◆ DO THIS
Images embedded in the records are excluded; print everything else exactly as given.

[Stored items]

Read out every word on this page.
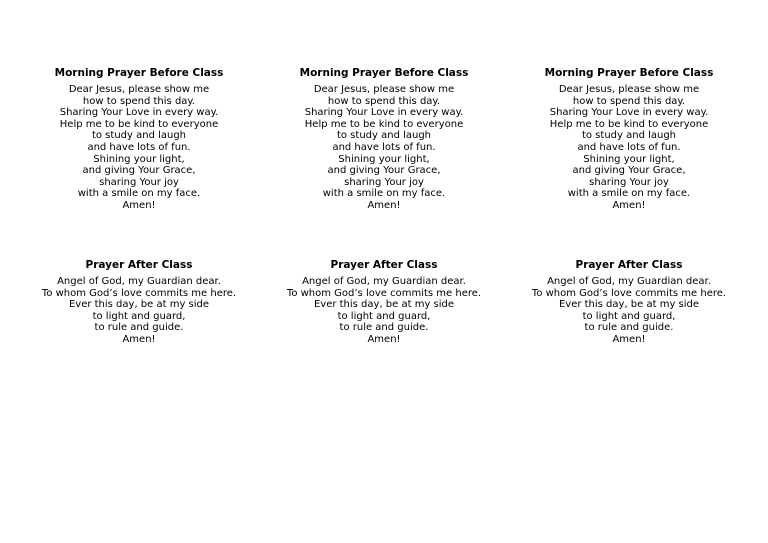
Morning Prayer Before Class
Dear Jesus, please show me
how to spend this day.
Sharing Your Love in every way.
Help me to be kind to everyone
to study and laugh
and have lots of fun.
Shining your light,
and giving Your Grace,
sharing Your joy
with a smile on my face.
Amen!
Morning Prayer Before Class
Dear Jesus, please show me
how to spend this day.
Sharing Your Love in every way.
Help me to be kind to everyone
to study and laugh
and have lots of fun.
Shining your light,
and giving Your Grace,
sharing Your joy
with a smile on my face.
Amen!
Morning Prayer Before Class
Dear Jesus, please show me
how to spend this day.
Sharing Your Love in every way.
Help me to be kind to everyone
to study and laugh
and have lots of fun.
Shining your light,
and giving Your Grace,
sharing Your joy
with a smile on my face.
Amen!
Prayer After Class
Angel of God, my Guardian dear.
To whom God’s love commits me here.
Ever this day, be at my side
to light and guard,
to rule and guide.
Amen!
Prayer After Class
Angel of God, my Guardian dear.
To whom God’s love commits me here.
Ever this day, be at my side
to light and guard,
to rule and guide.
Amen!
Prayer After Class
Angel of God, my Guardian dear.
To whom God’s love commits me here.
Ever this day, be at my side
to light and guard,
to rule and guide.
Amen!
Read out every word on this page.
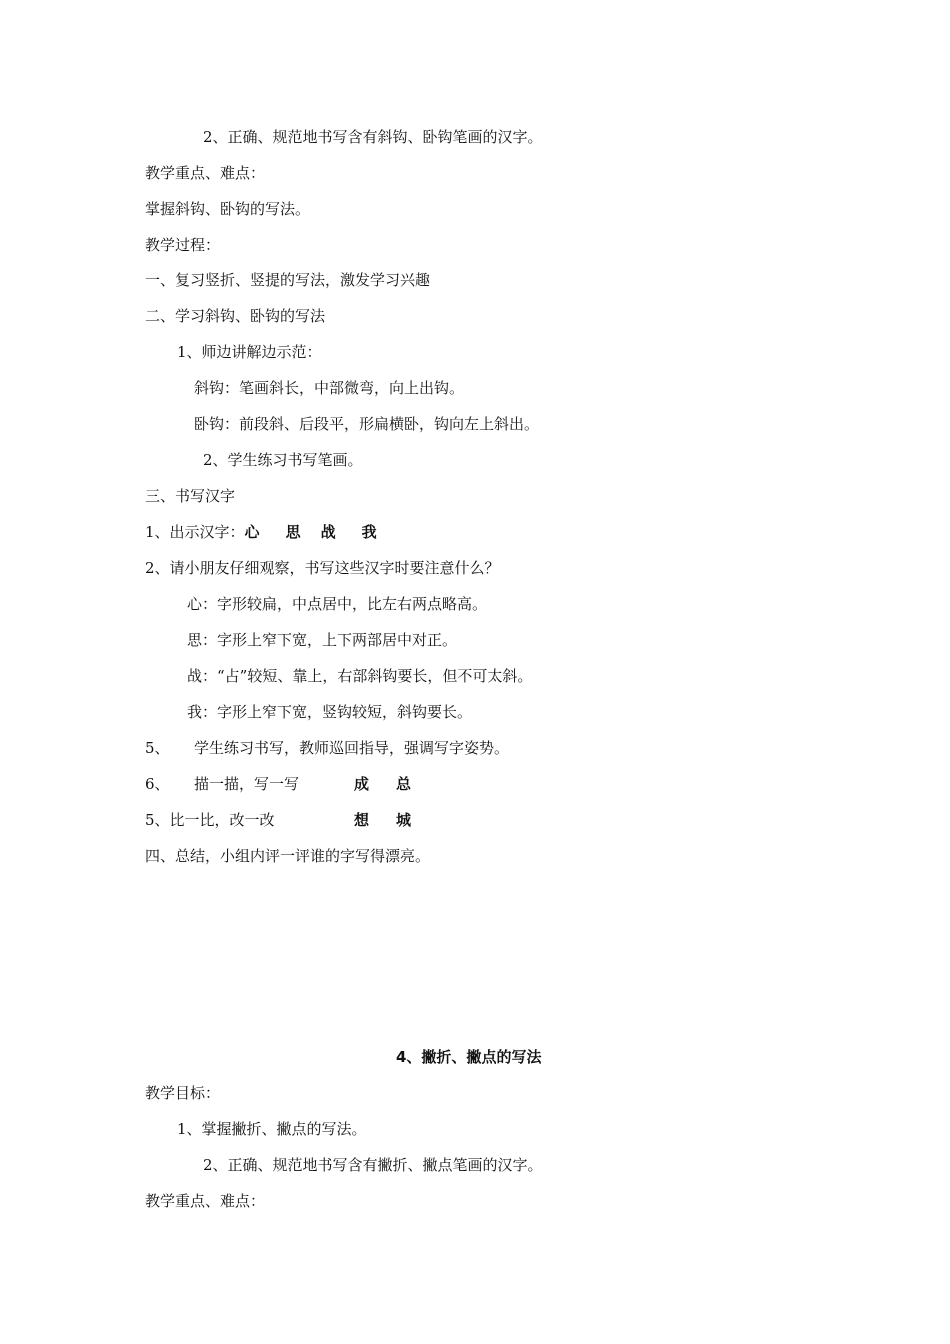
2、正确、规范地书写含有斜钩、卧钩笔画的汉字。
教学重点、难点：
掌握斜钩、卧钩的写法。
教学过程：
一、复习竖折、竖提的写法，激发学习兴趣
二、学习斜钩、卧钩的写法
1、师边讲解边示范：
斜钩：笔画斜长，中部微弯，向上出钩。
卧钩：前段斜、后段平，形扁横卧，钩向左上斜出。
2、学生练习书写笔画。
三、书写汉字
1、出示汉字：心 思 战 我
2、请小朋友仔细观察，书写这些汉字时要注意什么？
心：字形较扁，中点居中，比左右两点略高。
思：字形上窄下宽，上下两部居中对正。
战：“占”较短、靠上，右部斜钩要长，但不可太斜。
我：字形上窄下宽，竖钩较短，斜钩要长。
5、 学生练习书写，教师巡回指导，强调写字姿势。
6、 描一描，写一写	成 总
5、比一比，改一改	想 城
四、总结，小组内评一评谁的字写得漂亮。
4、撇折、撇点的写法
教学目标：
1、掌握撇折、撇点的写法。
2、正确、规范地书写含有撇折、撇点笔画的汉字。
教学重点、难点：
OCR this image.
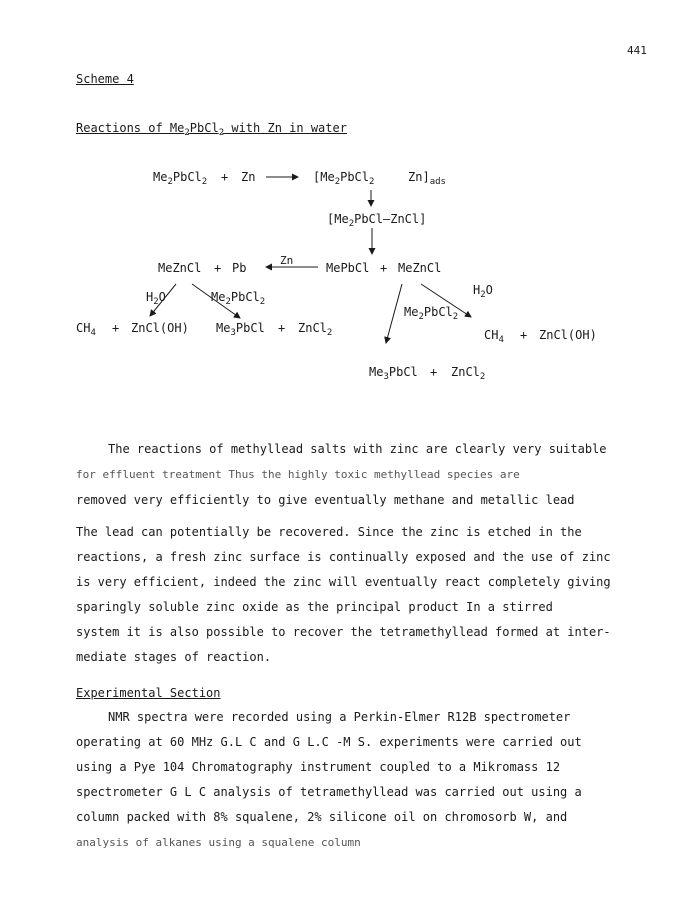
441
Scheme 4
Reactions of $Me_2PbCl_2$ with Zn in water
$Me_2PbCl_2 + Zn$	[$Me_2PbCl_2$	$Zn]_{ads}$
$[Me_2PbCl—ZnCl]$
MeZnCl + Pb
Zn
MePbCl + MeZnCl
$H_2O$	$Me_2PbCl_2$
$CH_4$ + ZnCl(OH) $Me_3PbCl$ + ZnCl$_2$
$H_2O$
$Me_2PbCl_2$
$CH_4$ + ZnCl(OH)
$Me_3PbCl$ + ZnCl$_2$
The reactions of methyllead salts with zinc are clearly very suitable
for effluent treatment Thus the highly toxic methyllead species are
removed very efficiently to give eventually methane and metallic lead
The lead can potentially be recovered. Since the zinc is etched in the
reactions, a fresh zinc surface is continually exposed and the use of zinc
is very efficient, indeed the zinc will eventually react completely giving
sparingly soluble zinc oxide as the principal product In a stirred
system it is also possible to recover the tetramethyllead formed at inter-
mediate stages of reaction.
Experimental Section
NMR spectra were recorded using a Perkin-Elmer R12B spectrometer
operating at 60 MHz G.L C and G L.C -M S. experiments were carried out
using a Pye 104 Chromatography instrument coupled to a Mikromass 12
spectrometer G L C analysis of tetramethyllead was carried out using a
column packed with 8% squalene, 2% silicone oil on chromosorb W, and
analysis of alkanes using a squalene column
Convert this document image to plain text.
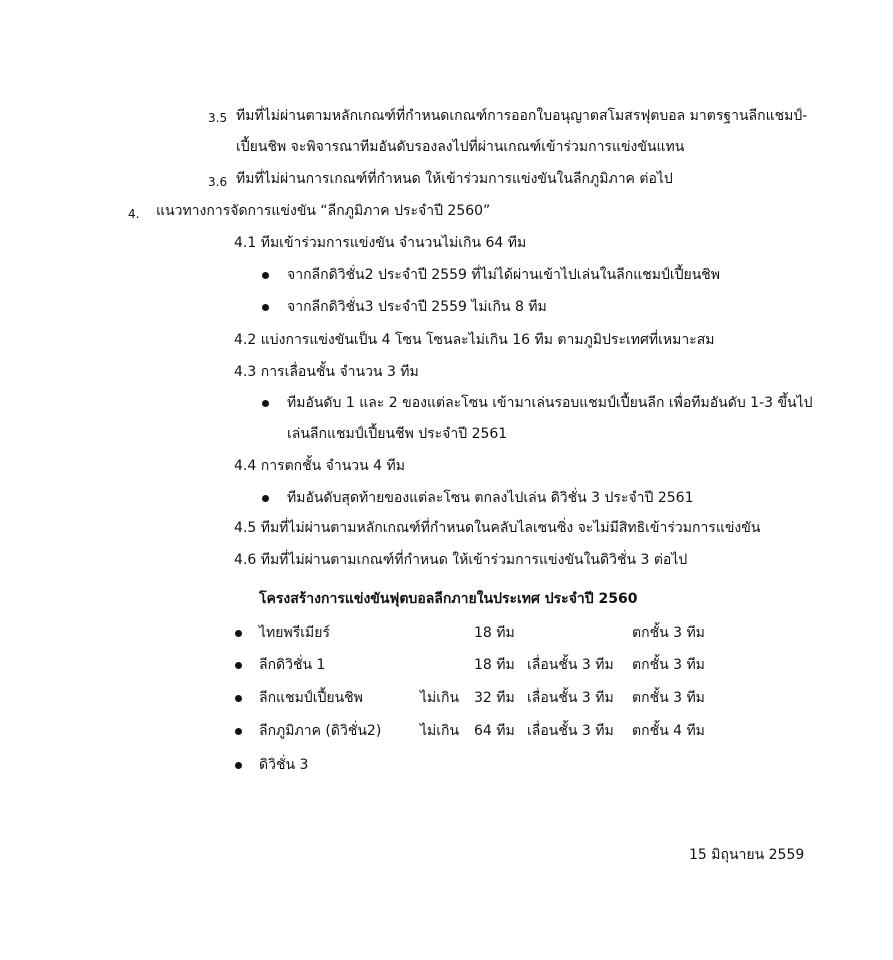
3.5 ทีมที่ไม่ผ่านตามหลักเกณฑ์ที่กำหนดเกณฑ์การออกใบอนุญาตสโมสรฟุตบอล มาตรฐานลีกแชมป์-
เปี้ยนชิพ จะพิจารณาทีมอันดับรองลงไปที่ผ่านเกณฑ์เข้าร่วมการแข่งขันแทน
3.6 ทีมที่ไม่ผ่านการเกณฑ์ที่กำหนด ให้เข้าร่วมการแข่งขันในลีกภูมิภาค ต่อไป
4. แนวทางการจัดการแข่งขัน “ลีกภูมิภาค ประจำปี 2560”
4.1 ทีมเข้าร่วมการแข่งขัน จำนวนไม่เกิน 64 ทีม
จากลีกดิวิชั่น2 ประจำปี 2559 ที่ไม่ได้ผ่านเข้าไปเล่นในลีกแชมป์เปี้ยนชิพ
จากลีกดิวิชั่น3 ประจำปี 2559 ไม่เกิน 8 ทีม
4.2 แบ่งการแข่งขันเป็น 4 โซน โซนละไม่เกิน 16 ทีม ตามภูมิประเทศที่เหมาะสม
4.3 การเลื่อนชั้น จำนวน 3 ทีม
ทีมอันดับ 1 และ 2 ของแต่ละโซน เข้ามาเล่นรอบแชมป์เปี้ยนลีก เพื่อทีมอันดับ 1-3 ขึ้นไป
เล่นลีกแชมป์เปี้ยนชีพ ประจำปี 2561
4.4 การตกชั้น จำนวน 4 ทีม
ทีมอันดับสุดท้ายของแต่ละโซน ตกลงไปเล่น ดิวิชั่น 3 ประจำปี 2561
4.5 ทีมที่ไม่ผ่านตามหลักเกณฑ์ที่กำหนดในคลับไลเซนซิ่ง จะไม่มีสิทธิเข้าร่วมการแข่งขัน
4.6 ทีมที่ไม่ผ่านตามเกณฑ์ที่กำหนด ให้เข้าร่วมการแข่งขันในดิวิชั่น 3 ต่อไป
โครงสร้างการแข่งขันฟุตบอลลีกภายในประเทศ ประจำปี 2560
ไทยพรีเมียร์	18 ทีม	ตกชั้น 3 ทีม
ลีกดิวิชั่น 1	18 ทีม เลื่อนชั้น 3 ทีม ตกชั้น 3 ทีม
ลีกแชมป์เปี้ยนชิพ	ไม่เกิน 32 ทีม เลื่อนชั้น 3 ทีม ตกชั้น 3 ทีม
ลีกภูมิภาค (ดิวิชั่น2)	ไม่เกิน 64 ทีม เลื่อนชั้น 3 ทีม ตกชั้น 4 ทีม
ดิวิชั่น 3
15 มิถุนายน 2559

◆ SOLUTION FOR THIS EXERCISE
Read out every word on this page.
Morning Prayer Before Class
Dear Jesus, please show me
how to spend this day.
Sharing Your Love in every way.
Help me to be kind to everyone
to study and laugh
and have lots of fun.
Shining your light,
and giving Your Grace,
sharing Your joy
with a smile on my face.
Amen!
Morning Prayer Before Class
Dear Jesus, please show me
how to spend this day.
Sharing Your Love in every way.
Help me to be kind to everyone
to study and laugh
and have lots of fun.
Shining your light,
and giving Your Grace,
sharing Your joy
with a smile on my face.
Amen!
Morning Prayer Before Class
Dear Jesus, please show me
how to spend this day.
Sharing Your Love in every way.
Help me to be kind to everyone
to study and laugh
and have lots of fun.
Shining your light,
and giving Your Grace,
sharing Your joy
with a smile on my face.
Amen!
Prayer After Class
Angel of God, my Guardian dear.
To whom God’s love commits me here.
Ever this day, be at my side
to light and guard,
to rule and guide.
Amen!
Prayer After Class
Angel of God, my Guardian dear.
To whom God’s love commits me here.
Ever this day, be at my side
to light and guard,
to rule and guide.
Amen!
Prayer After Class
Angel of God, my Guardian dear.
To whom God’s love commits me here.
Ever this day, be at my side
to light and guard,
to rule and guide.
Amen!
Read out every word on this page.
2、正确、规范地书写含有斜钩、卧钩笔画的汉字。
教学重点、难点：
掌握斜钩、卧钩的写法。
教学过程：
一、复习竖折、竖提的写法，激发学习兴趣
二、学习斜钩、卧钩的写法
1、师边讲解边示范：
斜钩：笔画斜长，中部微弯，向上出钩。
卧钩：前段斜、后段平，形扁横卧，钩向左上斜出。
2、学生练习书写笔画。
三、书写汉字
1、出示汉字：心 思 战 我
2、请小朋友仔细观察，书写这些汉字时要注意什么？
心：字形较扁，中点居中，比左右两点略高。
思：字形上窄下宽，上下两部居中对正。
战：“占”较短、靠上，右部斜钩要长，但不可太斜。
我：字形上窄下宽，竖钩较短，斜钩要长。
5、 学生练习书写，教师巡回指导，强调写字姿势。
6、 描一描，写一写	成 总
5、比一比，改一改	想 城
四、总结，小组内评一评谁的字写得漂亮。
4、撇折、撇点的写法
教学目标：
1、掌握撇折、撇点的写法。
2、正确、规范地书写含有撇折、撇点笔画的汉字。
教学重点、难点：
OCR this image.
441
Scheme 4
Reactions of $Me_2PbCl_2$ with Zn in water
$Me_2PbCl_2 + Zn$	[$Me_2PbCl_2$	$Zn]_{ads}$
$[Me_2PbCl—ZnCl]$
MeZnCl + Pb
Zn
MePbCl + MeZnCl
$H_2O$	$Me_2PbCl_2$
$CH_4$ + ZnCl(OH) $Me_3PbCl$ + ZnCl$_2$
$H_2O$
$Me_2PbCl_2$
$CH_4$ + ZnCl(OH)
$Me_3PbCl$ + ZnCl$_2$
The reactions of methyllead salts with zinc are clearly very suitable
for effluent treatment Thus the highly toxic methyllead species are
removed very efficiently to give eventually methane and metallic lead
The lead can potentially be recovered. Since the zinc is etched in the
reactions, a fresh zinc surface is continually exposed and the use of zinc
is very efficient, indeed the zinc will eventually react completely giving
sparingly soluble zinc oxide as the principal product In a stirred
system it is also possible to recover the tetramethyllead formed at inter-
mediate stages of reaction.
Experimental Section
NMR spectra were recorded using a Perkin-Elmer R12B spectrometer
operating at 60 MHz G.L C and G L.C -M S. experiments were carried out
using a Pye 104 Chromatography instrument coupled to a Mikromass 12
spectrometer G L C analysis of tetramethyllead was carried out using a
column packed with 8% squalene, 2% silicone oil on chromosorb W, and
analysis of alkanes using a squalene column
Convert this document image to plain text.
3.5 ทีมที่ไม่ผ่านตามหลักเกณฑ์ที่กำหนดเกณฑ์การออกใบอนุญาตสโมสรฟุตบอล มาตรฐานลีกแชมป์-
เปี้ยนชิพ จะพิจารณาทีมอันดับรองลงไปที่ผ่านเกณฑ์เข้าร่วมการแข่งขันแทน
3.6 ทีมที่ไม่ผ่านการเกณฑ์ที่กำหนด ให้เข้าร่วมการแข่งขันในลีกภูมิภาค ต่อไป
4. แนวทางการจัดการแข่งขัน “ลีกภูมิภาค ประจำปี 2560”
4.1 ทีมเข้าร่วมการแข่งขัน จำนวนไม่เกิน 64 ทีม
จากลีกดิวิชั่น2 ประจำปี 2559 ที่ไม่ได้ผ่านเข้าไปเล่นในลีกแชมป์เปี้ยนชิพ
จากลีกดิวิชั่น3 ประจำปี 2559 ไม่เกิน 8 ทีม
4.2 แบ่งการแข่งขันเป็น 4 โซน โซนละไม่เกิน 16 ทีม ตามภูมิประเทศที่เหมาะสม
4.3 การเลื่อนชั้น จำนวน 3 ทีม
ทีมอันดับ 1 และ 2 ของแต่ละโซน เข้ามาเล่นรอบแชมป์เปี้ยนลีก เพื่อทีมอันดับ 1-3 ขึ้นไป
เล่นลีกแชมป์เปี้ยนชีพ ประจำปี 2561
4.4 การตกชั้น จำนวน 4 ทีม
ทีมอันดับสุดท้ายของแต่ละโซน ตกลงไปเล่น ดิวิชั่น 3 ประจำปี 2561
4.5 ทีมที่ไม่ผ่านตามหลักเกณฑ์ที่กำหนดในคลับไลเซนซิ่ง จะไม่มีสิทธิเข้าร่วมการแข่งขัน
4.6 ทีมที่ไม่ผ่านตามเกณฑ์ที่กำหนด ให้เข้าร่วมการแข่งขันในดิวิชั่น 3 ต่อไป
โครงสร้างการแข่งขันฟุตบอลลีกภายในประเทศ ประจำปี 2560
ไทยพรีเมียร์	18 ทีม	ตกชั้น 3 ทีม
ลีกดิวิชั่น 1	18 ทีม เลื่อนชั้น 3 ทีม ตกชั้น 3 ทีม
ลีกแชมป์เปี้ยนชิพ	ไม่เกิน 32 ทีม เลื่อนชั้น 3 ทีม ตกชั้น 3 ทีม
ลีกภูมิภาค (ดิวิชั่น2)	ไม่เกิน 64 ทีม เลื่อนชั้น 3 ทีม ตกชั้น 4 ทีม
ดิวิชั่น 3
15 มิถุนายน 2559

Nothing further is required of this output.